*Written instruction*:
Identify all lines below that hold "name" and collect them.

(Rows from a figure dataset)
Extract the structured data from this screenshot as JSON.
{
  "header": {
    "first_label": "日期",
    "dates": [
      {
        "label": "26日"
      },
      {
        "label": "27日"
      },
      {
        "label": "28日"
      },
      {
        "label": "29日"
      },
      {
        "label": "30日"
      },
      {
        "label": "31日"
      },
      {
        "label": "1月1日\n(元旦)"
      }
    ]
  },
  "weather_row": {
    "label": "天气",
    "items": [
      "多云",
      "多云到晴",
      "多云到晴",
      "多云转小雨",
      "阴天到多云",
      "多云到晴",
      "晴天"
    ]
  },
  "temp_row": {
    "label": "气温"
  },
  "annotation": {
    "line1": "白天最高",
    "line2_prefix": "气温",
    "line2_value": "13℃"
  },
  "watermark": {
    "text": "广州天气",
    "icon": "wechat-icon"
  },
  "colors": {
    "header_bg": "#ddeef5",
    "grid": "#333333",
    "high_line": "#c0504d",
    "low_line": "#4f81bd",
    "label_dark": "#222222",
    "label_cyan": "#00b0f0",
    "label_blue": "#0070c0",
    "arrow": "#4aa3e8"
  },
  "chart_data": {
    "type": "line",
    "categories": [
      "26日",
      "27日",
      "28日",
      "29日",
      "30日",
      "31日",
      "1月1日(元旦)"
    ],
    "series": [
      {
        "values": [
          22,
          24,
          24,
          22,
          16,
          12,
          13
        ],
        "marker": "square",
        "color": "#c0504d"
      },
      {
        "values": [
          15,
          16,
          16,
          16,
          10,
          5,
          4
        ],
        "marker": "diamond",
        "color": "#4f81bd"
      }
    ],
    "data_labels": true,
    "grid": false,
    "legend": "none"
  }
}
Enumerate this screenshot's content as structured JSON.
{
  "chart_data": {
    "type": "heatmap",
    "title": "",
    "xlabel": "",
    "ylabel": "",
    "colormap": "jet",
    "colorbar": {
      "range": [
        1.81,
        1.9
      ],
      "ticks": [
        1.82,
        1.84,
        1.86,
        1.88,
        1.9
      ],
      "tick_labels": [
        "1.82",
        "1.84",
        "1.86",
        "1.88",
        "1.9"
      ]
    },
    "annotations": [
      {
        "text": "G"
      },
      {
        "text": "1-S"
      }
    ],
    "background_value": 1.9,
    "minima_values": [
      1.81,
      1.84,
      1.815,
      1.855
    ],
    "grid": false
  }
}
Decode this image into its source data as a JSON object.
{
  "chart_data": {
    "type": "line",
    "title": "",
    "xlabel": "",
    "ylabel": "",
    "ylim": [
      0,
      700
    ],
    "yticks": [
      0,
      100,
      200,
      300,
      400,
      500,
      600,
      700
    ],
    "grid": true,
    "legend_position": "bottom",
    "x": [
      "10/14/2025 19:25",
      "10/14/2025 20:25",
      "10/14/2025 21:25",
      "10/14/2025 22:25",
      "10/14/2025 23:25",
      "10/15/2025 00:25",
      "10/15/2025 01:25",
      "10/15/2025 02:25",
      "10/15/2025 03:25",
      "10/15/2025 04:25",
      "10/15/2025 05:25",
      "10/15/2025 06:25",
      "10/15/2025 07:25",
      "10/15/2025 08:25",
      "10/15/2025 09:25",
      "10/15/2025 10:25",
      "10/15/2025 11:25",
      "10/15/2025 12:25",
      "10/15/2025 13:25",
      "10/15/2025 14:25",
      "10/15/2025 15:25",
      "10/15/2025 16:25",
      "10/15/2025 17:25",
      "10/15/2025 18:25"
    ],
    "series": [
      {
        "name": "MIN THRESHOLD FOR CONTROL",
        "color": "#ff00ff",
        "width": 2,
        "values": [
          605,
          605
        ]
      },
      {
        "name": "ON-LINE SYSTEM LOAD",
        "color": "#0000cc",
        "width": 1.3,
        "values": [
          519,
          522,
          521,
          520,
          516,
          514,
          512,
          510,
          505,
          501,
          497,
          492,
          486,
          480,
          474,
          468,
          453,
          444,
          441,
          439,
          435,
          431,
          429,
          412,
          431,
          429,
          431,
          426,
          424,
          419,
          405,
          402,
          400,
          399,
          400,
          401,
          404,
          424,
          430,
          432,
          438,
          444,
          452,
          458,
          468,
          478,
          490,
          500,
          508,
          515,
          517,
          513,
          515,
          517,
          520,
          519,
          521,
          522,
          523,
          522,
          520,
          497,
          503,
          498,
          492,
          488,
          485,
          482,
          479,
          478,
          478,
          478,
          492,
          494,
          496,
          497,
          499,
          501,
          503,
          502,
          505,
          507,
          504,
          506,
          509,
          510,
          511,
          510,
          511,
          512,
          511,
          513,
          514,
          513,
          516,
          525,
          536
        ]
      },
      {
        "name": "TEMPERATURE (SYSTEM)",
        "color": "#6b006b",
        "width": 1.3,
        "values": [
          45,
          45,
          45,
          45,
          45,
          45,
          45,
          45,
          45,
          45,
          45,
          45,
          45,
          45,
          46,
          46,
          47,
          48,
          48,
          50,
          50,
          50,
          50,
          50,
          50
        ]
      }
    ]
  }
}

*Written reply*:
        "name": "MIN THRESHOLD FOR CONTROL",
        "name": "ON-LINE SYSTEM LOAD",
        "name": "TEMPERATURE (SYSTEM)",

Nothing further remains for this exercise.